Data excerpts:

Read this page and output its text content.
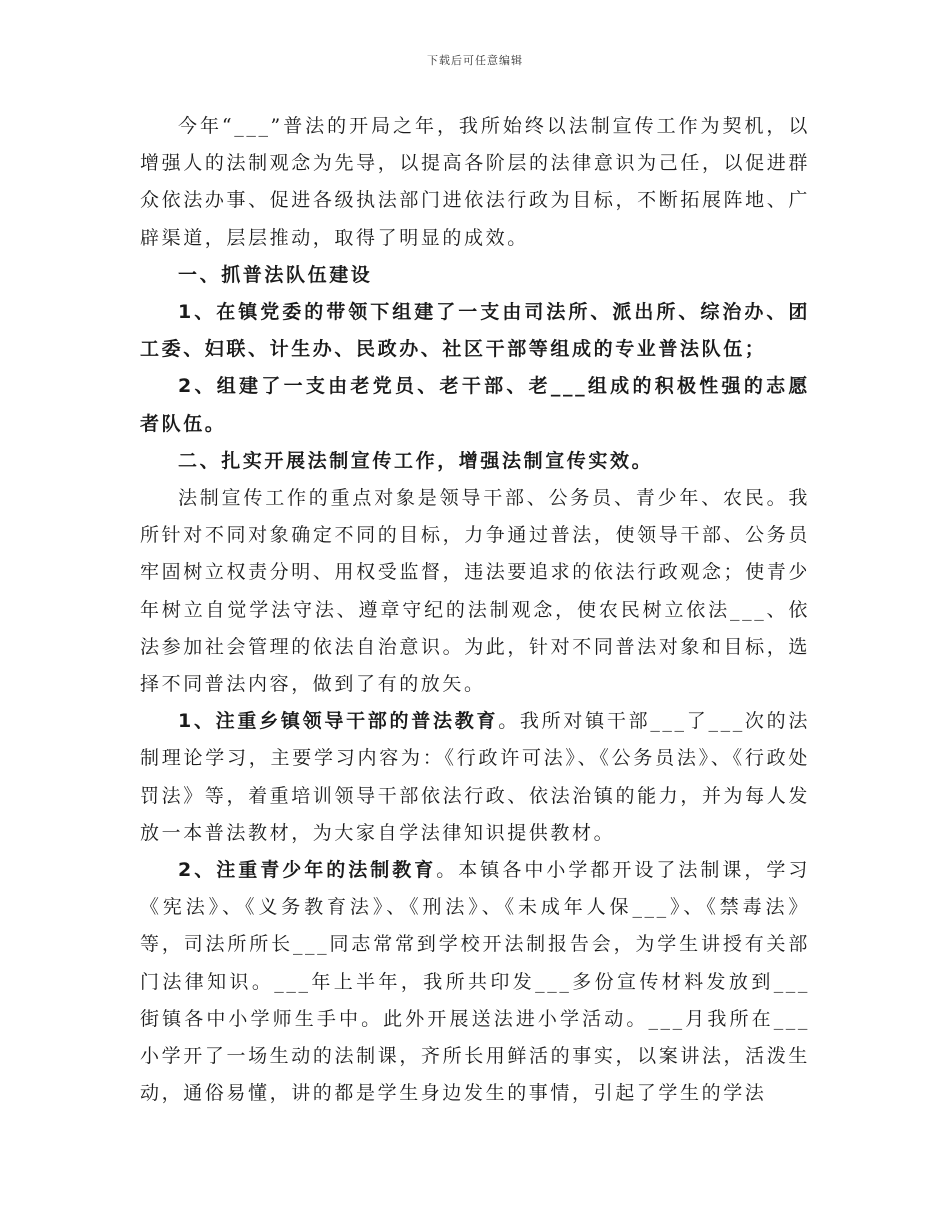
下载后可任意编辑

今年“___”普法的开局之年，我所始终以法制宣传工作为契机，以增强人的法制观念为先导，以提高各阶层的法律意识为己任，以促进群众依法办事、促进各级执法部门进依法行政为目标，不断拓展阵地、广辟渠道，层层推动，取得了明显的成效。

一、抓普法队伍建设

1、在镇党委的带领下组建了一支由司法所、派出所、综治办、团工委、妇联、计生办、民政办、社区干部等组成的专业普法队伍；

2、组建了一支由老党员、老干部、老___组成的积极性强的志愿者队伍。

二、扎实开展法制宣传工作，增强法制宣传实效。

法制宣传工作的重点对象是领导干部、公务员、青少年、农民。我所针对不同对象确定不同的目标，力争通过普法，使领导干部、公务员牢固树立权责分明、用权受监督，违法要追求的依法行政观念；使青少年树立自觉学法守法、遵章守纪的法制观念，使农民树立依法___、依法参加社会管理的依法自治意识。为此，针对不同普法对象和目标，选择不同普法内容，做到了有的放矢。

1、注重乡镇领导干部的普法教育。我所对镇干部___了___次的法制理论学习，主要学习内容为：《行政许可法》、《公务员法》、《行政处罚法》等，着重培训领导干部依法行政、依法治镇的能力，并为每人发放一本普法教材，为大家自学法律知识提供教材。

2、注重青少年的法制教育。本镇各中小学都开设了法制课，学习《宪法》、《义务教育法》、《刑法》、《未成年人保___》、《禁毒法》等，司法所所长___同志常常到学校开法制报告会，为学生讲授有关部门法律知识。___年上半年，我所共印发___多份宣传材料发放到___街镇各中小学师生手中。此外开展送法进小学活动。___月我所在___小学开了一场生动的法制课，齐所长用鲜活的事实，以案讲法，活泼生动，通俗易懂，讲的都是学生身边发生的事情，引起了学生的学法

▶ **Your objective**:
Go through the entries above and print each one exactly, minus the pictures.

▶ **Full output**:
Read this page and output its text content.
下载后可任意编辑

今年“___”普法的开局之年，我所始终以法制宣传工作为契机，以增强人的法制观念为先导，以提高各阶层的法律意识为己任，以促进群众依法办事、促进各级执法部门进依法行政为目标，不断拓展阵地、广辟渠道，层层推动，取得了明显的成效。

一、抓普法队伍建设

1、在镇党委的带领下组建了一支由司法所、派出所、综治办、团工委、妇联、计生办、民政办、社区干部等组成的专业普法队伍；

2、组建了一支由老党员、老干部、老___组成的积极性强的志愿者队伍。

二、扎实开展法制宣传工作，增强法制宣传实效。

法制宣传工作的重点对象是领导干部、公务员、青少年、农民。我所针对不同对象确定不同的目标，力争通过普法，使领导干部、公务员牢固树立权责分明、用权受监督，违法要追求的依法行政观念；使青少年树立自觉学法守法、遵章守纪的法制观念，使农民树立依法___、依法参加社会管理的依法自治意识。为此，针对不同普法对象和目标，选择不同普法内容，做到了有的放矢。

1、注重乡镇领导干部的普法教育。我所对镇干部___了___次的法制理论学习，主要学习内容为：《行政许可法》、《公务员法》、《行政处罚法》等，着重培训领导干部依法行政、依法治镇的能力，并为每人发放一本普法教材，为大家自学法律知识提供教材。

2、注重青少年的法制教育。本镇各中小学都开设了法制课，学习《宪法》、《义务教育法》、《刑法》、《未成年人保___》、《禁毒法》等，司法所所长___同志常常到学校开法制报告会，为学生讲授有关部门法律知识。___年上半年，我所共印发___多份宣传材料发放到___街镇各中小学师生手中。此外开展送法进小学活动。___月我所在___小学开了一场生动的法制课，齐所长用鲜活的事实，以案讲法，活泼生动，通俗易懂，讲的都是学生身边发生的事情，引起了学生的学法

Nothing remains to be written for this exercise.